# Text
Question

If the concentration of $OH ^{-}$ions in the reaction:
$Fe ( OH )_{3}( s ) \rightleftharpoons Fe ^{3+}( aq )+3 OH ^{-}$(aq.) is decreased by $1 / 4$ times, then equilibrium concentration of $Fe ^{3+}$ will increase by:

• A. 8 times
• B. 16 times
• C. 64 times
• D. 4 times

Answer 1

Answer: (C)

If the concentration of $OH ^{-}$ions in the reaction:
$Fe ( OH )_{3}( s ) \rightleftharpoons Fe ^{3+}( aq )+3 OH ^{-}$(aq.)
is decreased by $1 / 4$ times, then equilibrium concentration of $Fe ^{3+}$ will increase by $64 $ times.
$K =\left[ Fe ^{3+}\right]_{ i }\left[ OH ^{-}\right]_{ i }^{3} \ldots .(1)$
$K =\left[ Fe ^{3+}\right]_{ f }\left[ OH ^{-}\right]_{ f }^{3} \ldots(2)$
$\left[ Fe ^{3+}\right]_{ i }$ and $\left[ OH ^{-}\right]_{i}^{3}$ are the inital concentrations.
$\left[ Fe ^{3+}\right]_{ f }$ and $\left[ OH ^{-}\right]_{ f }^{3}$ are the final concentrations.
From (1) and (2)

# Required task 1
In the equilibrium question, by how many times does the equilibrium concentration of $Fe^{3+}$ increase?
The records have nothing to do with the text.

Spatial annotation records:
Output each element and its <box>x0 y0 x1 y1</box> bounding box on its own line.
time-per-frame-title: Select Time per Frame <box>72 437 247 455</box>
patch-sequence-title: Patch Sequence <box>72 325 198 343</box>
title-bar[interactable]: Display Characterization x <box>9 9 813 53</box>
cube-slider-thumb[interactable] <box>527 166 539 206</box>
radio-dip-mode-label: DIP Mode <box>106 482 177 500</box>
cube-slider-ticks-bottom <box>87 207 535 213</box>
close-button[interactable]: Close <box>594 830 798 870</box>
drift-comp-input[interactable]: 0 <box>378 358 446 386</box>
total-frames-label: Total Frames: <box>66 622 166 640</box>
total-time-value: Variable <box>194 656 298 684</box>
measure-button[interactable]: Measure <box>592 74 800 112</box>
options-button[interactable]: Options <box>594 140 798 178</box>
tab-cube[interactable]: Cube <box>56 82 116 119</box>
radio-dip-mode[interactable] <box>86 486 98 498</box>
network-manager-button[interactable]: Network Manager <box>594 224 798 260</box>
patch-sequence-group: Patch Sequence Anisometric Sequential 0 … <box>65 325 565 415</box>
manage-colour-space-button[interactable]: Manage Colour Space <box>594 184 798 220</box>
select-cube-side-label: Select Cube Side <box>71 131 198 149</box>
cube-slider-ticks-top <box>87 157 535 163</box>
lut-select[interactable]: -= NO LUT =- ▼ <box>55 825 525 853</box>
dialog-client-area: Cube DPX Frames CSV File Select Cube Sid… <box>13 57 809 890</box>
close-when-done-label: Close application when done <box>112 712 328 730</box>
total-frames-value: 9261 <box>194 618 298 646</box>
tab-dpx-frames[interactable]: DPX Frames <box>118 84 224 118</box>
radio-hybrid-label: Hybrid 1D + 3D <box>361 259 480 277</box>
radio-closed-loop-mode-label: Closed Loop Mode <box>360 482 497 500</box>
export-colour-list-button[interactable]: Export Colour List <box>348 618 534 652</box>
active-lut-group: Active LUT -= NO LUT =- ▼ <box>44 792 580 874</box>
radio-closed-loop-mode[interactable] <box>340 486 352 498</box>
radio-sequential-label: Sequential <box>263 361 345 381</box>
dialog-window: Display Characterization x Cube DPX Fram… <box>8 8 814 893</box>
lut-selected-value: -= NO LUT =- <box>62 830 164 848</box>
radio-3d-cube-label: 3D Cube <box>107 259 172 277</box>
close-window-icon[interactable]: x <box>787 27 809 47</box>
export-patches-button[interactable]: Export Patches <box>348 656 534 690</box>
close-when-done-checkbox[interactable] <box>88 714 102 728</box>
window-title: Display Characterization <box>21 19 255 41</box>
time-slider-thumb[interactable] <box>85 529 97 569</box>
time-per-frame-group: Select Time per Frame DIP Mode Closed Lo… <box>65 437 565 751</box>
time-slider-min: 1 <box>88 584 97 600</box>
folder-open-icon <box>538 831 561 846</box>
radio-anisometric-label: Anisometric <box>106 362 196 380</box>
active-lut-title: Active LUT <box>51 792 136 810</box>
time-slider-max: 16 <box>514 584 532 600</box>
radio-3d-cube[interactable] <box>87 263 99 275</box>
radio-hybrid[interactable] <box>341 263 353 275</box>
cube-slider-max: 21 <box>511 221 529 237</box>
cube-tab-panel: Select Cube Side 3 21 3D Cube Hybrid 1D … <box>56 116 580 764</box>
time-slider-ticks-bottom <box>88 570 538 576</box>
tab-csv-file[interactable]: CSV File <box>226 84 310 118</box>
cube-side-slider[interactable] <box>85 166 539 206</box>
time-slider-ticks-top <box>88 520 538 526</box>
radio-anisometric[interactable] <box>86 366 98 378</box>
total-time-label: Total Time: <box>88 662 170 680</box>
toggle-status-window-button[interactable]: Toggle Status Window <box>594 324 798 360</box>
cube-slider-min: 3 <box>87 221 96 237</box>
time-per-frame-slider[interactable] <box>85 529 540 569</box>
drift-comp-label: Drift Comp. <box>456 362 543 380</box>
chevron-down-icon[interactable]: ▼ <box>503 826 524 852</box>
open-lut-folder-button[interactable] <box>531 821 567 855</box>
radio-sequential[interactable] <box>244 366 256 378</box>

# Required task 2
In the records, update the lines from the first one through the line containing "network-manager-button[interactable]: Network Manager", inclusive: replace "Total Frames" with "Frame Count" and keep everything else the same. Give only those lines.

# Full response 1
64 times.

# Full response 2
Output each element and its <box>x0 y0 x1 y1</box> bounding box on its own line.
time-per-frame-title: Select Time per Frame <box>72 437 247 455</box>
patch-sequence-title: Patch Sequence <box>72 325 198 343</box>
title-bar[interactable]: Display Characterization x <box>9 9 813 53</box>
cube-slider-thumb[interactable] <box>527 166 539 206</box>
radio-dip-mode-label: DIP Mode <box>106 482 177 500</box>
cube-slider-ticks-bottom <box>87 207 535 213</box>
close-button[interactable]: Close <box>594 830 798 870</box>
drift-comp-input[interactable]: 0 <box>378 358 446 386</box>
total-frames-label: Frame Count: <box>66 622 166 640</box>
total-time-value: Variable <box>194 656 298 684</box>
measure-button[interactable]: Measure <box>592 74 800 112</box>
options-button[interactable]: Options <box>594 140 798 178</box>
tab-cube[interactable]: Cube <box>56 82 116 119</box>
radio-dip-mode[interactable] <box>86 486 98 498</box>
network-manager-button[interactable]: Network Manager <box>594 224 798 260</box>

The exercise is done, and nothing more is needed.